= Requirements =
Give only the number of lines that contain the word "JSON".

start

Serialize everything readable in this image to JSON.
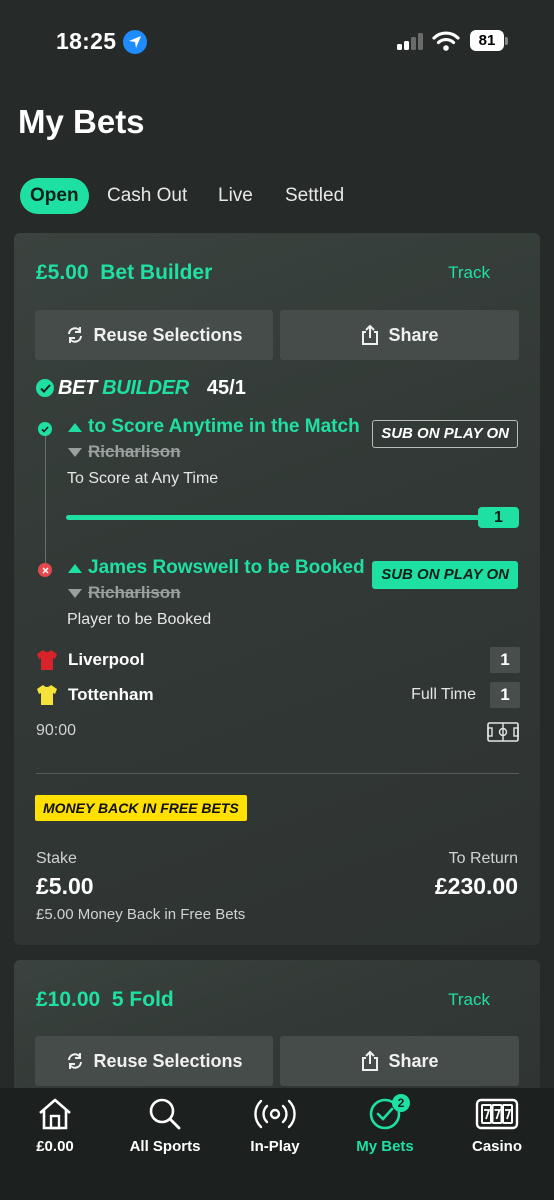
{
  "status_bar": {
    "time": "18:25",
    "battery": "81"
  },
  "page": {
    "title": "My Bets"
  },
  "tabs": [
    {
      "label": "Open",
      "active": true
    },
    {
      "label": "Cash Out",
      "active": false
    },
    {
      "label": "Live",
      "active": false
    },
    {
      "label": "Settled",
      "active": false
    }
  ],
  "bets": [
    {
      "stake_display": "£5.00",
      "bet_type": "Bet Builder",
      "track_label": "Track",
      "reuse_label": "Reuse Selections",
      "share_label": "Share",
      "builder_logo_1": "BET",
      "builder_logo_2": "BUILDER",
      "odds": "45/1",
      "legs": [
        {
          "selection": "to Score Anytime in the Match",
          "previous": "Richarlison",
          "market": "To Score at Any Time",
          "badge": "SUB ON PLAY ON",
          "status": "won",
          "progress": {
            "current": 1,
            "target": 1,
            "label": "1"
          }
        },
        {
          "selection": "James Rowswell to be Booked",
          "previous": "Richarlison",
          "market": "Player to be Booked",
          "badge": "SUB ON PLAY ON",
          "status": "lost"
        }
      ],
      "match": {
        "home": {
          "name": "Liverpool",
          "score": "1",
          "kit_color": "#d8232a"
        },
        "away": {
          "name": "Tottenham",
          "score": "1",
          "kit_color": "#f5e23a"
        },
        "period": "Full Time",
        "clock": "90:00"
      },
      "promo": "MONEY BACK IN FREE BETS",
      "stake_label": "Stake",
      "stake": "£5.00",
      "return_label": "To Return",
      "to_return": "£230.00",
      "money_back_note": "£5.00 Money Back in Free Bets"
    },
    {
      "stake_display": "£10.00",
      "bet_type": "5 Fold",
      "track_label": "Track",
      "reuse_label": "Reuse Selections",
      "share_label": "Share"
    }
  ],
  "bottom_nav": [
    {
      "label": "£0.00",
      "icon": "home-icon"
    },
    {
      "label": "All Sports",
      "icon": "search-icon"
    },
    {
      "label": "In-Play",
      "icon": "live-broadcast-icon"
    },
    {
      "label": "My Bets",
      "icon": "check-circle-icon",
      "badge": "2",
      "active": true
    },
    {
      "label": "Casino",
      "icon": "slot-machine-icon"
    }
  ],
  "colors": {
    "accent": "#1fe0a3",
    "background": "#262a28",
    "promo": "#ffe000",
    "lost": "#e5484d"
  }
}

end
start

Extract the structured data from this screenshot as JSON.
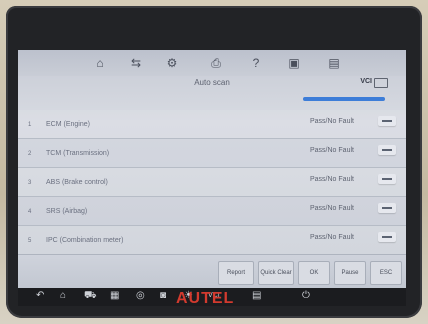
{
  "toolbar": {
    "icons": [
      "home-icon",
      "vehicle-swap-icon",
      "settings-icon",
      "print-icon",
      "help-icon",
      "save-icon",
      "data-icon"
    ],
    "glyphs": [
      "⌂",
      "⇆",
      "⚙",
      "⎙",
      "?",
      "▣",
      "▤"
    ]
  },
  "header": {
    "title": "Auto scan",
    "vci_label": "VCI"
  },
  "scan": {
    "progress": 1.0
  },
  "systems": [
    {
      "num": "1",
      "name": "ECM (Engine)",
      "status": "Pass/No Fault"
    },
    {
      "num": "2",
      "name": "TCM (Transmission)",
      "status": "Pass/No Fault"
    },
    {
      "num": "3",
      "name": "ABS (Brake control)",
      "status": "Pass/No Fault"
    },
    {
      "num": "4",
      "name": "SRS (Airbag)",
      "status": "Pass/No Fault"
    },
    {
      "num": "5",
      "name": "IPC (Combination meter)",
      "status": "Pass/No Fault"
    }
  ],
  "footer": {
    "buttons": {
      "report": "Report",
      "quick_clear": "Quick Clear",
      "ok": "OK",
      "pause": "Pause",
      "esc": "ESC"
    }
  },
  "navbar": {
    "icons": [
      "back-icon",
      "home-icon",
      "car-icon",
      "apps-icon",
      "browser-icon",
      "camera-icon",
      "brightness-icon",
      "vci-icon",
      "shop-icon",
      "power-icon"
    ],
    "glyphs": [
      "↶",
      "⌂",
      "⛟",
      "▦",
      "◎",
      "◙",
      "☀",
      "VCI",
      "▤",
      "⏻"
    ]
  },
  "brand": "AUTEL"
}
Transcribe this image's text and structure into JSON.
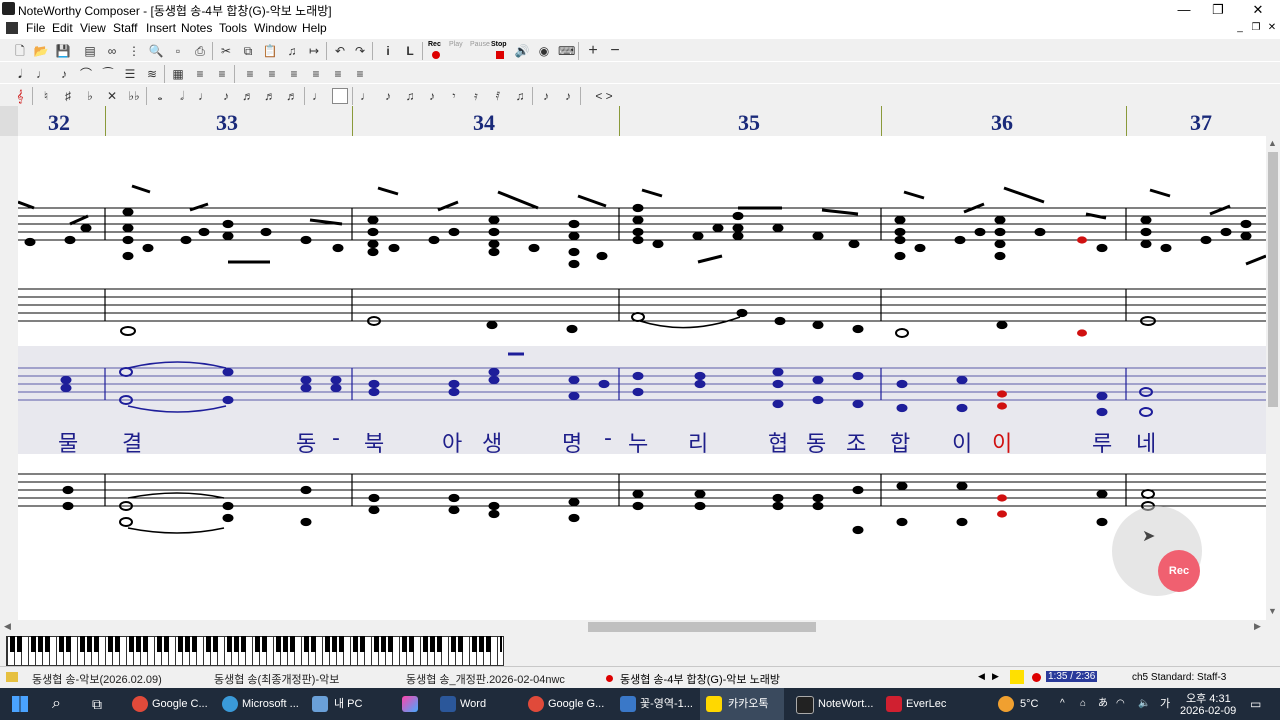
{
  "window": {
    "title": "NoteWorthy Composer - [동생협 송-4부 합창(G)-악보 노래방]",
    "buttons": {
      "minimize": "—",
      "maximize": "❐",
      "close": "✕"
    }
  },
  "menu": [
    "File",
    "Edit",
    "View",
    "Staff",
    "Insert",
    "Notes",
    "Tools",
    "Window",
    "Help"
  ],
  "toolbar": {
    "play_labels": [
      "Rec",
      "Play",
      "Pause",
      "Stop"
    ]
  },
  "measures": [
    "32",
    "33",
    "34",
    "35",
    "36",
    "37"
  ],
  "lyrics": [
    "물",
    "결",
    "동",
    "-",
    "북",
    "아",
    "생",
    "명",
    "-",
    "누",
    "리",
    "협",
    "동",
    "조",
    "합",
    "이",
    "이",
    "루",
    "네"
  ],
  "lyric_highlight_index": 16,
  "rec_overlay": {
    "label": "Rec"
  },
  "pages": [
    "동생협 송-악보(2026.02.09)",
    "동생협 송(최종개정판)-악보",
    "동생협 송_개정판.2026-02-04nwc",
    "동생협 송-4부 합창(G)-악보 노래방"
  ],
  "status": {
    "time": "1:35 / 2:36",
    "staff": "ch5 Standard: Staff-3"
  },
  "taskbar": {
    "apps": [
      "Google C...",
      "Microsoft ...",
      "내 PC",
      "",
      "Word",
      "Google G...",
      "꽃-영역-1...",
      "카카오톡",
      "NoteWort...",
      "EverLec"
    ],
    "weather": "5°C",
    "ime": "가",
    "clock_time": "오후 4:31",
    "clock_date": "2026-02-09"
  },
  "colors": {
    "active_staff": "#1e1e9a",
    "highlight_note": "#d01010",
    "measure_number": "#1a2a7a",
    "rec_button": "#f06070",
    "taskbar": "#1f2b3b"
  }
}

end

= Task solution =
3